• **JOB**
Reproduce all of the data exactly, with no line skipped.

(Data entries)

┏━━

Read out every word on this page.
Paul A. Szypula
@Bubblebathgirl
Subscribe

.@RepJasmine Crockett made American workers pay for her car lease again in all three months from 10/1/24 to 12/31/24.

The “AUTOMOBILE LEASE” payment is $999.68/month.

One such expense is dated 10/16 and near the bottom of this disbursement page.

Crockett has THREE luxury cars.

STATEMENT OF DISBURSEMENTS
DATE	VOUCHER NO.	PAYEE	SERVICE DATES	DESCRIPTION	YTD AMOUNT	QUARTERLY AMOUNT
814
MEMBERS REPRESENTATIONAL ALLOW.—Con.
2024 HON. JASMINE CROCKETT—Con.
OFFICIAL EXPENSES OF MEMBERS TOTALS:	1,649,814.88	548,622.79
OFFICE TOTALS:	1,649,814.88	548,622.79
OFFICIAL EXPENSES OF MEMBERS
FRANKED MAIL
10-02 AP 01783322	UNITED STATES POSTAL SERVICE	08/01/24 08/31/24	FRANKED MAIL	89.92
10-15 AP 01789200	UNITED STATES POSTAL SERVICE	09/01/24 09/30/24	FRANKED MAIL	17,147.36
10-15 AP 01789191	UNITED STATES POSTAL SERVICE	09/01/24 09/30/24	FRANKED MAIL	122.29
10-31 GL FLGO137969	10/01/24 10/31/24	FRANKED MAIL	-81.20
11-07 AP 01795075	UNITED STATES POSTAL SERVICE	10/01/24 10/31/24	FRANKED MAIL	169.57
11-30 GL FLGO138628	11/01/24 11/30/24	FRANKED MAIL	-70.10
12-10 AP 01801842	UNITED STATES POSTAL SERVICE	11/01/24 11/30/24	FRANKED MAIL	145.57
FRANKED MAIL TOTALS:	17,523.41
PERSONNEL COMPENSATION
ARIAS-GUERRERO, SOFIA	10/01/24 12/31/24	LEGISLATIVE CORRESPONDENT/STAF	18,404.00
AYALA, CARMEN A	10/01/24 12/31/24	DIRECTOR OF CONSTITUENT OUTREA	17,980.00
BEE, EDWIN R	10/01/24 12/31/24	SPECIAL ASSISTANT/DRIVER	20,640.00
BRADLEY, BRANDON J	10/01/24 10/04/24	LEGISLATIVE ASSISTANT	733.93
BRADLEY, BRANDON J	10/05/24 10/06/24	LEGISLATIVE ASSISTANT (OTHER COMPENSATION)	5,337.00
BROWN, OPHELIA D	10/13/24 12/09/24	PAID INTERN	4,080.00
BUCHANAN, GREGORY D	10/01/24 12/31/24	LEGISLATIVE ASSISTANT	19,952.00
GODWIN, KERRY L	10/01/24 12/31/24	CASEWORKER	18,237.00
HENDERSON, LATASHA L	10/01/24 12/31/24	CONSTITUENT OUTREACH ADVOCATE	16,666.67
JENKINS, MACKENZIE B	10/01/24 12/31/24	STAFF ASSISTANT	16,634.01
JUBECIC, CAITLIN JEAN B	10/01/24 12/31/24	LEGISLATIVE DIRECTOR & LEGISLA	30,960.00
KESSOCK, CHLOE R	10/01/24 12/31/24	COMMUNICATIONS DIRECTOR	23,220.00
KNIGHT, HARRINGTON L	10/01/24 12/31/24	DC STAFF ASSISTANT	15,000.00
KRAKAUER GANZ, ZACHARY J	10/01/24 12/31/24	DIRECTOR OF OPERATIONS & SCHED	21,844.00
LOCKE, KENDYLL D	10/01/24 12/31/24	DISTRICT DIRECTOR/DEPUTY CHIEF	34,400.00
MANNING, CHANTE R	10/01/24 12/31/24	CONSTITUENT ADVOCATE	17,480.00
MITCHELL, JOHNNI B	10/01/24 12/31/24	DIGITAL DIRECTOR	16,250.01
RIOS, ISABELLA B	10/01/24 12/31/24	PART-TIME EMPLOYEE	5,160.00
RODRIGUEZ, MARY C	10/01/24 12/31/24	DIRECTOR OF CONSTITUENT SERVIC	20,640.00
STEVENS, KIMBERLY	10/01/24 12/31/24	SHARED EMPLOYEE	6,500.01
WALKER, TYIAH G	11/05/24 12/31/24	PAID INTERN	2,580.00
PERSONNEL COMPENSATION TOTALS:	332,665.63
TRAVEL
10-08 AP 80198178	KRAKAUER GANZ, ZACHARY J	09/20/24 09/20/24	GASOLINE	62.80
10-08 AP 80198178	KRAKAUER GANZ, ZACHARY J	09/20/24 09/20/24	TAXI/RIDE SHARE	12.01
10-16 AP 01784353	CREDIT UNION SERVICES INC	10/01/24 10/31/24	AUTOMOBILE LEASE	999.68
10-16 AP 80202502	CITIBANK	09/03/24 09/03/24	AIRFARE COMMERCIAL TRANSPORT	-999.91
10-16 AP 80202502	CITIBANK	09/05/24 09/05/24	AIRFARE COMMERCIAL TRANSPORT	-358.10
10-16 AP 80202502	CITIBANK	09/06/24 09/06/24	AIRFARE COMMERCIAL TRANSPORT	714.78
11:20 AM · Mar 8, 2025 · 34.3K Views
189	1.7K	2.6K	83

┗━━

• **SOLUTION BELOW**
Read out every word on this page.
Paul A. Szypula
@Bubblebathgirl
Subscribe

.@RepJasmine Crockett made American workers pay for her car lease again in all three months from 10/1/24 to 12/31/24.

The “AUTOMOBILE LEASE” payment is $999.68/month.

One such expense is dated 10/16 and near the bottom of this disbursement page.

Crockett has THREE luxury cars.

STATEMENT OF DISBURSEMENTS
DATE	VOUCHER NO.	PAYEE	SERVICE DATES	DESCRIPTION	YTD AMOUNT	QUARTERLY AMOUNT
814
MEMBERS REPRESENTATIONAL ALLOW.—Con.
2024 HON. JASMINE CROCKETT—Con.
OFFICIAL EXPENSES OF MEMBERS TOTALS:	1,649,814.88	548,622.79
OFFICE TOTALS:	1,649,814.88	548,622.79
OFFICIAL EXPENSES OF MEMBERS
FRANKED MAIL
10-02 AP 01783322	UNITED STATES POSTAL SERVICE	08/01/24 08/31/24	FRANKED MAIL	89.92
10-15 AP 01789200	UNITED STATES POSTAL SERVICE	09/01/24 09/30/24	FRANKED MAIL	17,147.36
10-15 AP 01789191	UNITED STATES POSTAL SERVICE	09/01/24 09/30/24	FRANKED MAIL	122.29
10-31 GL FLGO137969	10/01/24 10/31/24	FRANKED MAIL	-81.20
11-07 AP 01795075	UNITED STATES POSTAL SERVICE	10/01/24 10/31/24	FRANKED MAIL	169.57
11-30 GL FLGO138628	11/01/24 11/30/24	FRANKED MAIL	-70.10
12-10 AP 01801842	UNITED STATES POSTAL SERVICE	11/01/24 11/30/24	FRANKED MAIL	145.57
FRANKED MAIL TOTALS:	17,523.41
PERSONNEL COMPENSATION
ARIAS-GUERRERO, SOFIA	10/01/24 12/31/24	LEGISLATIVE CORRESPONDENT/STAF	18,404.00
AYALA, CARMEN A	10/01/24 12/31/24	DIRECTOR OF CONSTITUENT OUTREA	17,980.00
BEE, EDWIN R	10/01/24 12/31/24	SPECIAL ASSISTANT/DRIVER	20,640.00
BRADLEY, BRANDON J	10/01/24 10/04/24	LEGISLATIVE ASSISTANT	733.93
BRADLEY, BRANDON J	10/05/24 10/06/24	LEGISLATIVE ASSISTANT (OTHER COMPENSATION)	5,337.00
BROWN, OPHELIA D	10/13/24 12/09/24	PAID INTERN	4,080.00
BUCHANAN, GREGORY D	10/01/24 12/31/24	LEGISLATIVE ASSISTANT	19,952.00
GODWIN, KERRY L	10/01/24 12/31/24	CASEWORKER	18,237.00
HENDERSON, LATASHA L	10/01/24 12/31/24	CONSTITUENT OUTREACH ADVOCATE	16,666.67
JENKINS, MACKENZIE B	10/01/24 12/31/24	STAFF ASSISTANT	16,634.01
JUBECIC, CAITLIN JEAN B	10/01/24 12/31/24	LEGISLATIVE DIRECTOR & LEGISLA	30,960.00
KESSOCK, CHLOE R	10/01/24 12/31/24	COMMUNICATIONS DIRECTOR	23,220.00
KNIGHT, HARRINGTON L	10/01/24 12/31/24	DC STAFF ASSISTANT	15,000.00
KRAKAUER GANZ, ZACHARY J	10/01/24 12/31/24	DIRECTOR OF OPERATIONS & SCHED	21,844.00
LOCKE, KENDYLL D	10/01/24 12/31/24	DISTRICT DIRECTOR/DEPUTY CHIEF	34,400.00
MANNING, CHANTE R	10/01/24 12/31/24	CONSTITUENT ADVOCATE	17,480.00
MITCHELL, JOHNNI B	10/01/24 12/31/24	DIGITAL DIRECTOR	16,250.01
RIOS, ISABELLA B	10/01/24 12/31/24	PART-TIME EMPLOYEE	5,160.00
RODRIGUEZ, MARY C	10/01/24 12/31/24	DIRECTOR OF CONSTITUENT SERVIC	20,640.00
STEVENS, KIMBERLY	10/01/24 12/31/24	SHARED EMPLOYEE	6,500.01
WALKER, TYIAH G	11/05/24 12/31/24	PAID INTERN	2,580.00
PERSONNEL COMPENSATION TOTALS:	332,665.63
TRAVEL
10-08 AP 80198178	KRAKAUER GANZ, ZACHARY J	09/20/24 09/20/24	GASOLINE	62.80
10-08 AP 80198178	KRAKAUER GANZ, ZACHARY J	09/20/24 09/20/24	TAXI/RIDE SHARE	12.01
10-16 AP 01784353	CREDIT UNION SERVICES INC	10/01/24 10/31/24	AUTOMOBILE LEASE	999.68
10-16 AP 80202502	CITIBANK	09/03/24 09/03/24	AIRFARE COMMERCIAL TRANSPORT	-999.91
10-16 AP 80202502	CITIBANK	09/05/24 09/05/24	AIRFARE COMMERCIAL TRANSPORT	-358.10
10-16 AP 80202502	CITIBANK	09/06/24 09/06/24	AIRFARE COMMERCIAL TRANSPORT	714.78
11:20 AM · Mar 8, 2025 · 34.3K Views
189	1.7K	2.6K	83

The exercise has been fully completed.